| Exercise task |
Provide the data again in its entirety, exactly as given.
------------------------------------------------------------------------
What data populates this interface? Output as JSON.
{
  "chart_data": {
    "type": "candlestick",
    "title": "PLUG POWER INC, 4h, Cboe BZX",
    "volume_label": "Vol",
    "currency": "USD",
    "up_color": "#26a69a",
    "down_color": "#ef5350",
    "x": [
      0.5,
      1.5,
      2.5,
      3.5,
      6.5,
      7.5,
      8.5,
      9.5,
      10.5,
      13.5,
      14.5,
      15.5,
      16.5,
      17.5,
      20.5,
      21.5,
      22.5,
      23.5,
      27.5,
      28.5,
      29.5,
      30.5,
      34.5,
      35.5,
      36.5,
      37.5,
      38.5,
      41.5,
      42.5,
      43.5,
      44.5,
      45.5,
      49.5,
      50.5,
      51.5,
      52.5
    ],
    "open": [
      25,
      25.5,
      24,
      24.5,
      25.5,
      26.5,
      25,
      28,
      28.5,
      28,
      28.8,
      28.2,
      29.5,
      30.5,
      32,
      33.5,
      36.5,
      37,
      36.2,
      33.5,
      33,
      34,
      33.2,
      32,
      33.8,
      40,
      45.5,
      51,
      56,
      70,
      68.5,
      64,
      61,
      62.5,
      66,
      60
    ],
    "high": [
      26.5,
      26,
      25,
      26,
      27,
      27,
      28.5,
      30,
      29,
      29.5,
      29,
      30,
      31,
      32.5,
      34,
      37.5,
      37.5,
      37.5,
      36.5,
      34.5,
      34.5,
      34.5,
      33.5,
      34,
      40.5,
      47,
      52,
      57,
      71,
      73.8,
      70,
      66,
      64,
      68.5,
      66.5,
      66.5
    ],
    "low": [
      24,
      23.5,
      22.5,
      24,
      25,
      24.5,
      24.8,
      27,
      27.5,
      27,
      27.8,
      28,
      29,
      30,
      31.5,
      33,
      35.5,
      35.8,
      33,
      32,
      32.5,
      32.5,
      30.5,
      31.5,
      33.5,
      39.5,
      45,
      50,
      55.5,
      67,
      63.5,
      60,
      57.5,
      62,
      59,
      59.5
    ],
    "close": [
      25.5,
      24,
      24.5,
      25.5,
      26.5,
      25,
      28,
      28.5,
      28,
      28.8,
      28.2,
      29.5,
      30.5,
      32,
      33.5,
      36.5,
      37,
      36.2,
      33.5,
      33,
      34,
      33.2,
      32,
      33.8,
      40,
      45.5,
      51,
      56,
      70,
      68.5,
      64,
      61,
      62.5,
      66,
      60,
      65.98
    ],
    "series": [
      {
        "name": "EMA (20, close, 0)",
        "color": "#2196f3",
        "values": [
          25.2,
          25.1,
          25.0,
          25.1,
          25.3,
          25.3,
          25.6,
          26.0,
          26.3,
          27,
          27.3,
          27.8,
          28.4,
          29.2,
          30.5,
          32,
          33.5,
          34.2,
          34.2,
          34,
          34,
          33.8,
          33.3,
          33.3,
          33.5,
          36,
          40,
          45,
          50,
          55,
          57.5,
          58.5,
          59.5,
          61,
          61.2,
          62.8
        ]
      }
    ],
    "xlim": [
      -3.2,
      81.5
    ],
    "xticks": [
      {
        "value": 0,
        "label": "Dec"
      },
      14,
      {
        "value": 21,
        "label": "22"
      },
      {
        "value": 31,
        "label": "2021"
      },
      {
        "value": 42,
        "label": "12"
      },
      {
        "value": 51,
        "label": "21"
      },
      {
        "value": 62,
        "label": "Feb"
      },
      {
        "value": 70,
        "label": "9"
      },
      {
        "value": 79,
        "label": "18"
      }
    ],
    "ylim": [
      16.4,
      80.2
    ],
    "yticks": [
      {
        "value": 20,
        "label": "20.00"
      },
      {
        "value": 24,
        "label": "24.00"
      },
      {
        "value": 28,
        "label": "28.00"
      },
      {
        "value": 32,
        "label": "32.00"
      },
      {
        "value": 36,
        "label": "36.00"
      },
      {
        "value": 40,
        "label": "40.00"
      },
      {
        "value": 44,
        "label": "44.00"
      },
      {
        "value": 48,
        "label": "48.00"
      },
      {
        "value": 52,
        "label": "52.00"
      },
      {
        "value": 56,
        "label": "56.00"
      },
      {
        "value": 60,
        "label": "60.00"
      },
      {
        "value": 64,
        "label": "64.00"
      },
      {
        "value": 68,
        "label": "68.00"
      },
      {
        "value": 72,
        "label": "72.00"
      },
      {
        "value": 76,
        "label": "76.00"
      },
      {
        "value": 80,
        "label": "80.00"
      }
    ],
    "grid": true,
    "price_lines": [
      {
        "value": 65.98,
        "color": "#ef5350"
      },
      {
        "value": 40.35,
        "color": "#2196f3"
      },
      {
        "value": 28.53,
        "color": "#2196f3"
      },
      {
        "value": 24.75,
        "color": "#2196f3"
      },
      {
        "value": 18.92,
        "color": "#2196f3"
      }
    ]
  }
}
------------------------------------------------------------------------
| Worked solution |
What data populates this interface? Output as JSON.
{
  "chart_data": {
    "type": "candlestick",
    "title": "PLUG POWER INC, 4h, Cboe BZX",
    "volume_label": "Vol",
    "currency": "USD",
    "up_color": "#26a69a",
    "down_color": "#ef5350",
    "x": [
      0.5,
      1.5,
      2.5,
      3.5,
      6.5,
      7.5,
      8.5,
      9.5,
      10.5,
      13.5,
      14.5,
      15.5,
      16.5,
      17.5,
      20.5,
      21.5,
      22.5,
      23.5,
      27.5,
      28.5,
      29.5,
      30.5,
      34.5,
      35.5,
      36.5,
      37.5,
      38.5,
      41.5,
      42.5,
      43.5,
      44.5,
      45.5,
      49.5,
      50.5,
      51.5,
      52.5
    ],
    "open": [
      25,
      25.5,
      24,
      24.5,
      25.5,
      26.5,
      25,
      28,
      28.5,
      28,
      28.8,
      28.2,
      29.5,
      30.5,
      32,
      33.5,
      36.5,
      37,
      36.2,
      33.5,
      33,
      34,
      33.2,
      32,
      33.8,
      40,
      45.5,
      51,
      56,
      70,
      68.5,
      64,
      61,
      62.5,
      66,
      60
    ],
    "high": [
      26.5,
      26,
      25,
      26,
      27,
      27,
      28.5,
      30,
      29,
      29.5,
      29,
      30,
      31,
      32.5,
      34,
      37.5,
      37.5,
      37.5,
      36.5,
      34.5,
      34.5,
      34.5,
      33.5,
      34,
      40.5,
      47,
      52,
      57,
      71,
      73.8,
      70,
      66,
      64,
      68.5,
      66.5,
      66.5
    ],
    "low": [
      24,
      23.5,
      22.5,
      24,
      25,
      24.5,
      24.8,
      27,
      27.5,
      27,
      27.8,
      28,
      29,
      30,
      31.5,
      33,
      35.5,
      35.8,
      33,
      32,
      32.5,
      32.5,
      30.5,
      31.5,
      33.5,
      39.5,
      45,
      50,
      55.5,
      67,
      63.5,
      60,
      57.5,
      62,
      59,
      59.5
    ],
    "close": [
      25.5,
      24,
      24.5,
      25.5,
      26.5,
      25,
      28,
      28.5,
      28,
      28.8,
      28.2,
      29.5,
      30.5,
      32,
      33.5,
      36.5,
      37,
      36.2,
      33.5,
      33,
      34,
      33.2,
      32,
      33.8,
      40,
      45.5,
      51,
      56,
      70,
      68.5,
      64,
      61,
      62.5,
      66,
      60,
      65.98
    ],
    "series": [
      {
        "name": "EMA (20, close, 0)",
        "color": "#2196f3",
        "values": [
          25.2,
          25.1,
          25.0,
          25.1,
          25.3,
          25.3,
          25.6,
          26.0,
          26.3,
          27,
          27.3,
          27.8,
          28.4,
          29.2,
          30.5,
          32,
          33.5,
          34.2,
          34.2,
          34,
          34,
          33.8,
          33.3,
          33.3,
          33.5,
          36,
          40,
          45,
          50,
          55,
          57.5,
          58.5,
          59.5,
          61,
          61.2,
          62.8
        ]
      }
    ],
    "xlim": [
      -3.2,
      81.5
    ],
    "xticks": [
      {
        "value": 0,
        "label": "Dec"
      },
      14,
      {
        "value": 21,
        "label": "22"
      },
      {
        "value": 31,
        "label": "2021"
      },
      {
        "value": 42,
        "label": "12"
      },
      {
        "value": 51,
        "label": "21"
      },
      {
        "value": 62,
        "label": "Feb"
      },
      {
        "value": 70,
        "label": "9"
      },
      {
        "value": 79,
        "label": "18"
      }
    ],
    "ylim": [
      16.4,
      80.2
    ],
    "yticks": [
      {
        "value": 20,
        "label": "20.00"
      },
      {
        "value": 24,
        "label": "24.00"
      },
      {
        "value": 28,
        "label": "28.00"
      },
      {
        "value": 32,
        "label": "32.00"
      },
      {
        "value": 36,
        "label": "36.00"
      },
      {
        "value": 40,
        "label": "40.00"
      },
      {
        "value": 44,
        "label": "44.00"
      },
      {
        "value": 48,
        "label": "48.00"
      },
      {
        "value": 52,
        "label": "52.00"
      },
      {
        "value": 56,
        "label": "56.00"
      },
      {
        "value": 60,
        "label": "60.00"
      },
      {
        "value": 64,
        "label": "64.00"
      },
      {
        "value": 68,
        "label": "68.00"
      },
      {
        "value": 72,
        "label": "72.00"
      },
      {
        "value": 76,
        "label": "76.00"
      },
      {
        "value": 80,
        "label": "80.00"
      }
    ],
    "grid": true,
    "price_lines": [
      {
        "value": 65.98,
        "color": "#ef5350"
      },
      {
        "value": 40.35,
        "color": "#2196f3"
      },
      {
        "value": 28.53,
        "color": "#2196f3"
      },
      {
        "value": 24.75,
        "color": "#2196f3"
      },
      {
        "value": 18.92,
        "color": "#2196f3"
      }
    ]
  }
}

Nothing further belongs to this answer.